_EXERCISE_
Tally the lines containing the word "para" and give the total alone.

(Data entries)
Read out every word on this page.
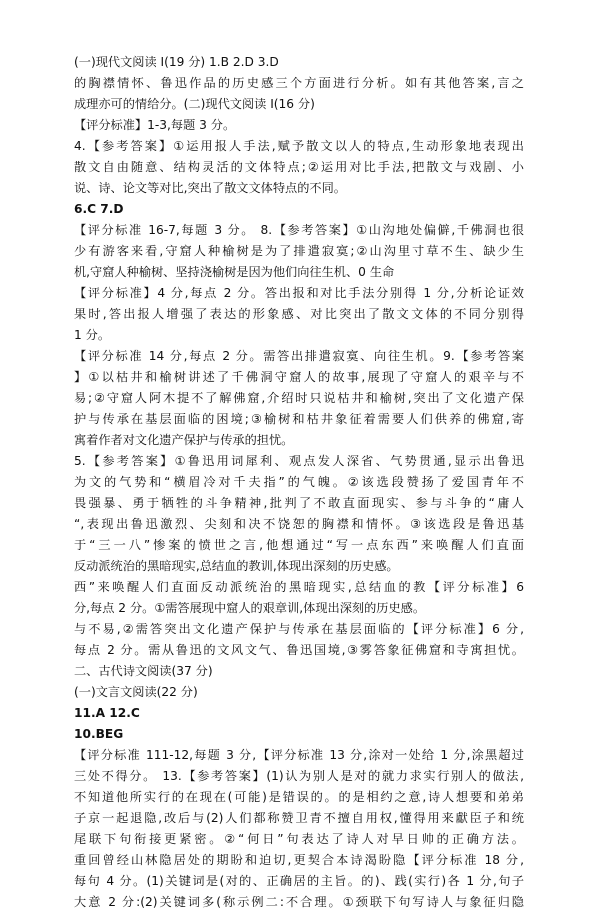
(一)现代文阅读 I(19 分) 1.B 2.D 3.D
的胸襟情怀、鲁迅作品的历史感三个方面进行分析。如有其他答案,言之
成理亦可的情给分。(二)现代文阅读 I(16 分)
【评分标准】1-3,每题 3 分。
4.【参考答案】①运用报人手法,赋予散文以人的特点,生动形象地表现出
散文自由随意、结构灵活的文体特点;②运用对比手法,把散文与戏剧、小
说、诗、论文等对比,突出了散文文体特点的不同。
6.C 7.D
【评分标准 16-7,每题 3 分。 8.【参考答案】①山沟地处偏僻,千佛洞也很
少有游客来看,守窟人种榆树是为了排遣寂寞;②山沟里寸草不生、缺少生
机,守窟人种榆树、坚持浇榆树是因为他们向往生机、0 生命
【评分标准】4 分,每点 2 分。答出报和对比手法分别得 1 分,分析论证效
果时,答出报人增强了表达的形象感、对比突出了散文文体的不同分别得
1 分。
【评分标准 14 分,每点 2 分。需答出排遣寂寞、向往生机。9.【参考答案
】①以枯井和榆树讲述了千佛洞守窟人的故事,展现了守窟人的艰辛与不
易;②守窟人阿木提不了解佛窟,介绍时只说枯井和榆树,突出了文化遗产保
护与传承在基层面临的困境;③榆树和枯井象征着需要人们供养的佛窟,寄
寓着作者对文化遗产保护与传承的担忧。
5.【参考答案】①鲁迅用词犀利、观点发人深省、气势贯通,显示出鲁迅
为文的气势和“横眉冷对千夫指”的气魄。②该选段赞扬了爱国青年不
畏强暴、勇于牺牲的斗争精神,批判了不敢直面现实、参与斗争的“庸人
“,表现出鲁迅激烈、尖刻和决不饶恕的胸襟和情怀。③该选段是鲁迅基
于“三一八”惨案的愤世之言,他想通过“写一点东西”来唤醒人们直面
反动派统治的黑暗现实,总结血的教训,体现出深刻的历史感。
西”来唤醒人们直面反动派统治的黑暗现实,总结血的教【评分标准】6
分,每点 2 分。①需答展现中窟人的艰章训,体现出深刻的历史感。
与不易,②需答突出文化遗产保护与传承在基层面临的【评分标准】6 分,
每点 2 分。需从鲁迅的文风文气、鲁迅国境,③雾答象征佛窟和寺寓担忧。
二、古代诗文阅读(37 分)
(一)文言文阅读(22 分)
11.A 12.C
10.BEG
【评分标准 111-12,每题 3 分,【评分标准 13 分,涂对一处给 1 分,涂黑超过
三处不得分。 13.【参考答案】(1)认为别人是对的就力求实行别人的做法,
不知道他所实行的在现在(可能)是错误的。的是相约之意,诗人想要和弟弟
子京一起退隐,改后与(2)人们都称赞卫青不擅自用权,懂得用来獻臣子和统
尾联下句衔接更紧密。②“何日”句表达了诗人对早日帅的正确方法。
重回曾经山林隐居处的期盼和迫切,更契合本诗渴盼隐【评分标准 18 分,
每句 4 分。(1)关键词是(对的、正确居的主旨。的)、践(实行)各 1 分,句子
大意 2 分:(2)关键词多(称示例二:不合理。①颈联下句写诗人与象征归隐
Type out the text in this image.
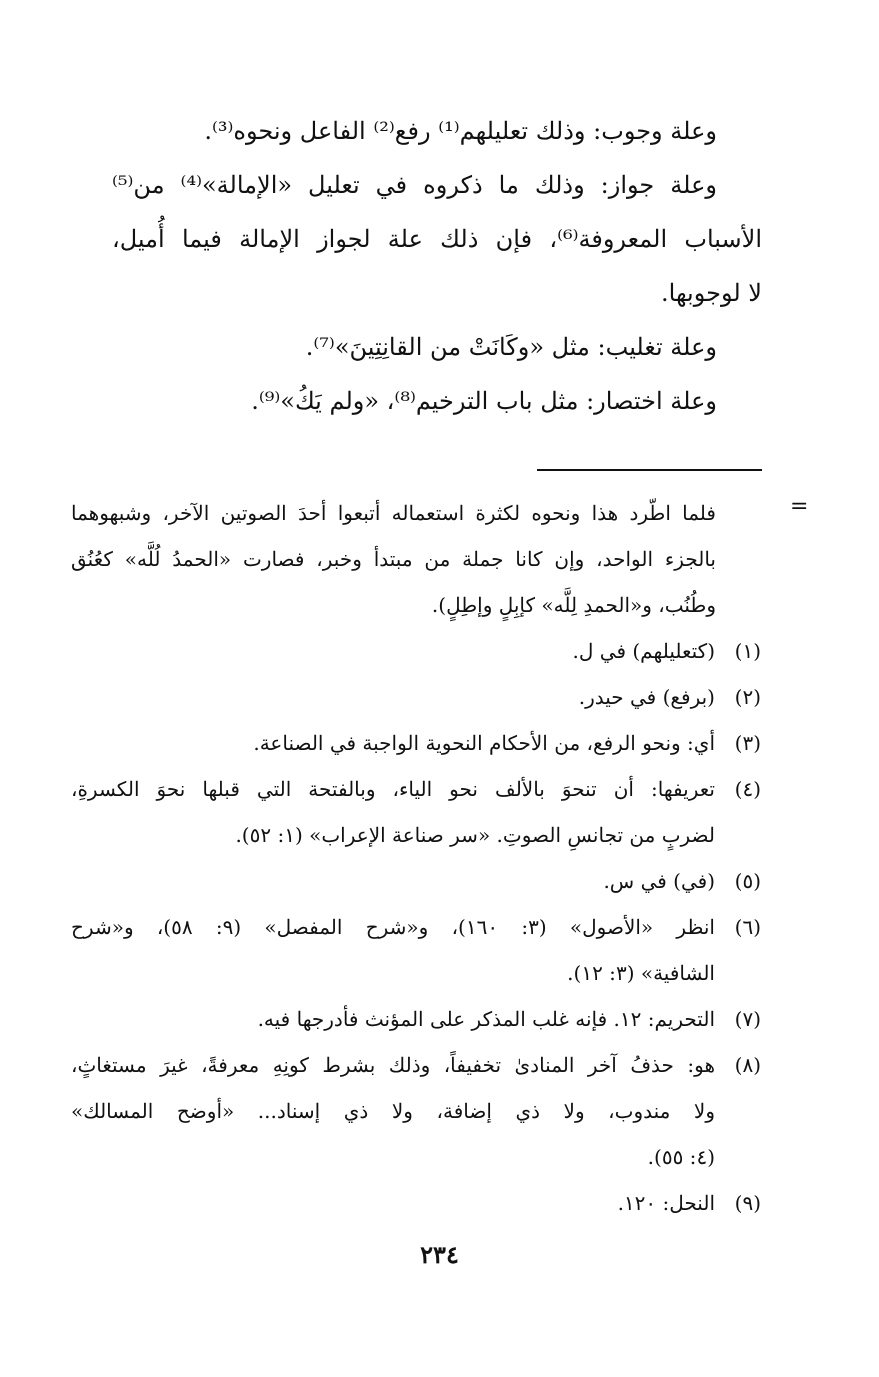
وعلة وجوب: وذلك تعليلهم⁽¹⁾ رفع⁽²⁾ الفاعل ونحوه⁽³⁾.
وعلة جواز: وذلك ما ذكروه في تعليل «الإمالة»⁽⁴⁾ من⁽⁵⁾
الأسباب المعروفة⁽⁶⁾، فإن ذلك علة لجواز الإمالة فيما أُميل،
لا لوجوبها.
وعلة تغليب: مثل «وكَانَتْ من القانِتِينَ»⁽⁷⁾.
وعلة اختصار: مثل باب الترخيم⁽⁸⁾، «ولم يَكُ»⁽⁹⁾.
=
فلما اطّرد هذا ونحوه لكثرة استعماله أتبعوا أحدَ الصوتين الآخر، وشبهوهما
بالجزء الواحد، وإن كانا جملة من مبتدأ وخبر، فصارت «الحمدُ لُلَّه» كعُنُق
وطُنُب، و«الحمدِ لِلَّه» كإبِلٍ وإطِلٍ).
(١)
(كتعليلهم) في ل.
(٢)
(برفع) في حيدر.
(٣)
أي: ونحو الرفع، من الأحكام النحوية الواجبة في الصناعة.
(٤)
تعريفها: أن تنحوَ بالألف نحو الياء، وبالفتحة التي قبلها نحوَ الكسرةِ،
لضربٍ من تجانسِ الصوتِ. «سر صناعة الإعراب» (١: ٥٢).
(٥)
(في) في س.
(٦)
انظر «الأصول» (٣: ١٦٠)، و«شرح المفصل» (٩: ٥٨)، و«شرح
الشافية» (٣: ١٢).
(٧)
التحريم: ١٢. فإنه غلب المذكر على المؤنث فأدرجها فيه.
(٨)
هو: حذفُ آخر المنادىٰ تخفيفاً، وذلك بشرط كونِهِ معرفةً، غيرَ مستغاثٍ،
ولا مندوب، ولا ذي إضافة، ولا ذي إسناد... «أوضح المسالك»
(٤: ٥٥).
(٩)
النحل: ١٢٠.
٢٣٤
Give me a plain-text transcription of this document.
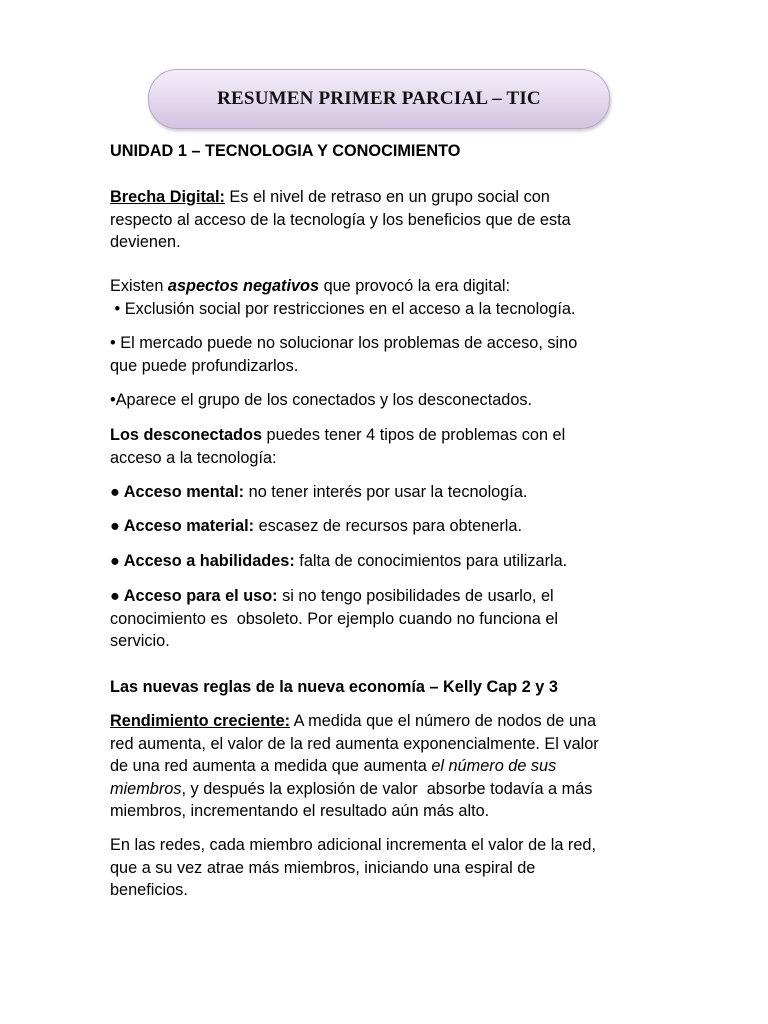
RESUMEN PRIMER PARCIAL – TIC

UNIDAD 1 – TECNOLOGIA Y CONOCIMIENTO

Brecha Digital: Es el nivel de retraso en un grupo social con

respecto al acceso de la tecnología y los beneficios que de esta

devienen.

Existen aspectos negativos que provocó la era digital:

• Exclusión social por restricciones en el acceso a la tecnología.

• El mercado puede no solucionar los problemas de acceso, sino

que puede profundizarlos.

•Aparece el grupo de los conectados y los desconectados.

Los desconectados puedes tener 4 tipos de problemas con el

acceso a la tecnología:

● Acceso mental: no tener interés por usar la tecnología.

● Acceso material: escasez de recursos para obtenerla.

● Acceso a habilidades: falta de conocimientos para utilizarla.

● Acceso para el uso: si no tengo posibilidades de usarlo, el

conocimiento es  obsoleto. Por ejemplo cuando no funciona el

servicio.

Las nuevas reglas de la nueva economía – Kelly Cap 2 y 3

Rendimiento creciente: A medida que el número de nodos de una

red aumenta, el valor de la red aumenta exponencialmente. El valor

de una red aumenta a medida que aumenta el número de sus

miembros, y después la explosión de valor  absorbe todavía a más

miembros, incrementando el resultado aún más alto.

En las redes, cada miembro adicional incrementa el valor de la red,

que a su vez atrae más miembros, iniciando una espiral de

beneficios.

_RESULT_
3